## The exercise
Pull every line that holds the word "необходимо" from the entries.

_ _ _ _ _ _ _

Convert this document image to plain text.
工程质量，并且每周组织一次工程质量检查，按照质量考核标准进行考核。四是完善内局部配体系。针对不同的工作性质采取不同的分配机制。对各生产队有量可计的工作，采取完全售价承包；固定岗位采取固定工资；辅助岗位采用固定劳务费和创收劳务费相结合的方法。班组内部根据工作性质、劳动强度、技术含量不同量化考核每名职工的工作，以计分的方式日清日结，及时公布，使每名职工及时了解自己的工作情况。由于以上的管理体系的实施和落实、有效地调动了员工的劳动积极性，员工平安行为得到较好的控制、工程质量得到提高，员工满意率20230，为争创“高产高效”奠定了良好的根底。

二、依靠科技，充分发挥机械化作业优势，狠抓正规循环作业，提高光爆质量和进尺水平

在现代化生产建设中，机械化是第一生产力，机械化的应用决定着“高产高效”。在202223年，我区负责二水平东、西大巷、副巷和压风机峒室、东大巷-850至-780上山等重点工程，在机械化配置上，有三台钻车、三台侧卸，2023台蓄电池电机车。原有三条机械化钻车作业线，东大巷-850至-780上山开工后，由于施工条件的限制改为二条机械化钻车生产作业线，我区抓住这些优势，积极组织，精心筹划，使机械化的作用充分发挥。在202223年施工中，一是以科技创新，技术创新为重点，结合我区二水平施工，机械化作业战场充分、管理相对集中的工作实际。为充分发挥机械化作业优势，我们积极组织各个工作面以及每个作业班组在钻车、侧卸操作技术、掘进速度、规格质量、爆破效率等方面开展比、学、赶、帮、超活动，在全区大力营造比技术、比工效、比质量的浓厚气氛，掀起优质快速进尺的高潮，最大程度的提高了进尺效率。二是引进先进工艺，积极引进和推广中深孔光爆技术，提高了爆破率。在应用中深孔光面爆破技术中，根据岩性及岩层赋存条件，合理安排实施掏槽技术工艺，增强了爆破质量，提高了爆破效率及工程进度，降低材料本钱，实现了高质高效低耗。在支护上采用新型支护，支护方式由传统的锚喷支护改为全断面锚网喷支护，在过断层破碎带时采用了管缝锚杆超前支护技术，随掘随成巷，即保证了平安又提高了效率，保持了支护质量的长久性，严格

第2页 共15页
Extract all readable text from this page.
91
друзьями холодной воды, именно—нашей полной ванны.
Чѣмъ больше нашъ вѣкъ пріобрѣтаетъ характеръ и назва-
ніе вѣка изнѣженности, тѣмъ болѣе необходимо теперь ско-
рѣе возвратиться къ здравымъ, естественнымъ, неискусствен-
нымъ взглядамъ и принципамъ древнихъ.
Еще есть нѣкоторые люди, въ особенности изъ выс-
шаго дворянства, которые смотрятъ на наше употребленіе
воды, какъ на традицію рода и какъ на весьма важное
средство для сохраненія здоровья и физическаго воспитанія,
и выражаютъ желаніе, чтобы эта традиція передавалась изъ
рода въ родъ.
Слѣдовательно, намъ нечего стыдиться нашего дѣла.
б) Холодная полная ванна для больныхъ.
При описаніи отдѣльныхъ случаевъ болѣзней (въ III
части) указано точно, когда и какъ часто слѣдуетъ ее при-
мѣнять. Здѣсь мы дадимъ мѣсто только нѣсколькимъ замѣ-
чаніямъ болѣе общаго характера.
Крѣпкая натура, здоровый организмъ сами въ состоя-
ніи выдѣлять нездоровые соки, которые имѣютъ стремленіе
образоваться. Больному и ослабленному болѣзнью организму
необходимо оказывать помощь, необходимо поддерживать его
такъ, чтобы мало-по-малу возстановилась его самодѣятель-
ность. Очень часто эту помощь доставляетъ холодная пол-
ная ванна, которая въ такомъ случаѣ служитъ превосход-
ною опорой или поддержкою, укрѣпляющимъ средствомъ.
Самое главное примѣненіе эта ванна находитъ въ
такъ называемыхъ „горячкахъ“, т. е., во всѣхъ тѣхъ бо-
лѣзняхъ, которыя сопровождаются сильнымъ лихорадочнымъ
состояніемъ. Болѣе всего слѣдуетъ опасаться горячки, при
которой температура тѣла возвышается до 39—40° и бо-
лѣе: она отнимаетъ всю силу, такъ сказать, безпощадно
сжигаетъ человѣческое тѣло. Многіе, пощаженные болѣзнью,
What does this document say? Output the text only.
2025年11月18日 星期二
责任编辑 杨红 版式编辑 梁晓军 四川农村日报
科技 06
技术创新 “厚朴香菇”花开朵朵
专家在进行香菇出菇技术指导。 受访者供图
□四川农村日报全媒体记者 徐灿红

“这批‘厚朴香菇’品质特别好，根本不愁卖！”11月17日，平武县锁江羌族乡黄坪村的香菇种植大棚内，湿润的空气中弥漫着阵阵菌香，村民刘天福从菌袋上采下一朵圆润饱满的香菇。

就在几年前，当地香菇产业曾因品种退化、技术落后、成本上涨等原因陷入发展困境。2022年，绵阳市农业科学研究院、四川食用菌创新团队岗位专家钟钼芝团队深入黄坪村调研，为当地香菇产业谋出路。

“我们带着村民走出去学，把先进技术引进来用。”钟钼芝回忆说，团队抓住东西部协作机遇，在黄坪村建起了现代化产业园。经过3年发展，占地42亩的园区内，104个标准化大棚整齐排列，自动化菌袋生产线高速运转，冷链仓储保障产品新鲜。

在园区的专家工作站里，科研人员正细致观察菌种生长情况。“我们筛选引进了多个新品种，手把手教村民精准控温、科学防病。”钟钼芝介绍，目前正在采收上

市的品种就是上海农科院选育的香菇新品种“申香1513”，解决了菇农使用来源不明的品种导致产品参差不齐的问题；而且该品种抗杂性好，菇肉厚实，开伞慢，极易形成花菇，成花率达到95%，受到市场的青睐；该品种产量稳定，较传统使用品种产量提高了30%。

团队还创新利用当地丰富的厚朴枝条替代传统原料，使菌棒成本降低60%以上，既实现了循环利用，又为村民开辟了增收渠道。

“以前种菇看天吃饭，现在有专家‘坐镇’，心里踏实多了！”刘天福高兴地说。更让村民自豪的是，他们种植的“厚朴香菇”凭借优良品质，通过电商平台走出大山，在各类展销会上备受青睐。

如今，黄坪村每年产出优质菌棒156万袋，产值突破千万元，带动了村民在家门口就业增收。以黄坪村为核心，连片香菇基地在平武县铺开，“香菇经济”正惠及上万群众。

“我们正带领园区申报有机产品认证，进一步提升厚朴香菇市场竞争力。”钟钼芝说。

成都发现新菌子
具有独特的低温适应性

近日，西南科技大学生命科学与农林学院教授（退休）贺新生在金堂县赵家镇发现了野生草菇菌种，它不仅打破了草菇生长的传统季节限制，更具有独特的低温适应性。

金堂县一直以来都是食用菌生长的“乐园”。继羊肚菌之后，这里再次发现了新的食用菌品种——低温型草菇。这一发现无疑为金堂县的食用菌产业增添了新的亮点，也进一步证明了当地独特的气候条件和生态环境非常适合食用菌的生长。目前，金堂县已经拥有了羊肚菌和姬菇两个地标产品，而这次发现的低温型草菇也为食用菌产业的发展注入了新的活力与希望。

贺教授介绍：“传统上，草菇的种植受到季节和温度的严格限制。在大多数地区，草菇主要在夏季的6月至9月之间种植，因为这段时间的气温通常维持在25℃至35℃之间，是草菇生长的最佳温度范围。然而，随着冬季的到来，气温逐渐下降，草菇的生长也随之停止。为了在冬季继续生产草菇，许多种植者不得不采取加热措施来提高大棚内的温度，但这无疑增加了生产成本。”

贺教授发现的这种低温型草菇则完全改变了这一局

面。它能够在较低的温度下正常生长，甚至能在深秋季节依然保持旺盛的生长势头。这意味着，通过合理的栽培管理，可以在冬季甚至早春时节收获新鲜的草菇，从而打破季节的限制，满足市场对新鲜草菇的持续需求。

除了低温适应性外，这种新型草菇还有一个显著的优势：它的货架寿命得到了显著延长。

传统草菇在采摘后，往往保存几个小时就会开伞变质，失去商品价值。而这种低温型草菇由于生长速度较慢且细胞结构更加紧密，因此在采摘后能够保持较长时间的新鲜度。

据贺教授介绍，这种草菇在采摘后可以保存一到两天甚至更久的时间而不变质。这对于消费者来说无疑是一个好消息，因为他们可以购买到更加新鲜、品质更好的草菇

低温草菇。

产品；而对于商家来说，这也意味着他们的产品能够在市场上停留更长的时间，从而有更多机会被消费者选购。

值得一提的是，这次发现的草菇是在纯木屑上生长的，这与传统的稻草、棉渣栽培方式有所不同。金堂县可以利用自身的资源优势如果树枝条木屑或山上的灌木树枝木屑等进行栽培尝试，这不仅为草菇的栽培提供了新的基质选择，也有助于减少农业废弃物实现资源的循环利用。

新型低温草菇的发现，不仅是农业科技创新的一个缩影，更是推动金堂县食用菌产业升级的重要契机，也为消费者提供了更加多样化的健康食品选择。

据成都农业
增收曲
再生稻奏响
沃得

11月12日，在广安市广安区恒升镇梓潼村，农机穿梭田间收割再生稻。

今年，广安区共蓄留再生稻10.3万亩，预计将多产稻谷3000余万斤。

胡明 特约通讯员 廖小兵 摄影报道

_ _ _ _ _ _ _

## Output of the task
ніе вѣка изнѣженности, тѣмъ болѣе необходимо теперь ско-
необходимо оказывать помощь, необходимо поддерживать его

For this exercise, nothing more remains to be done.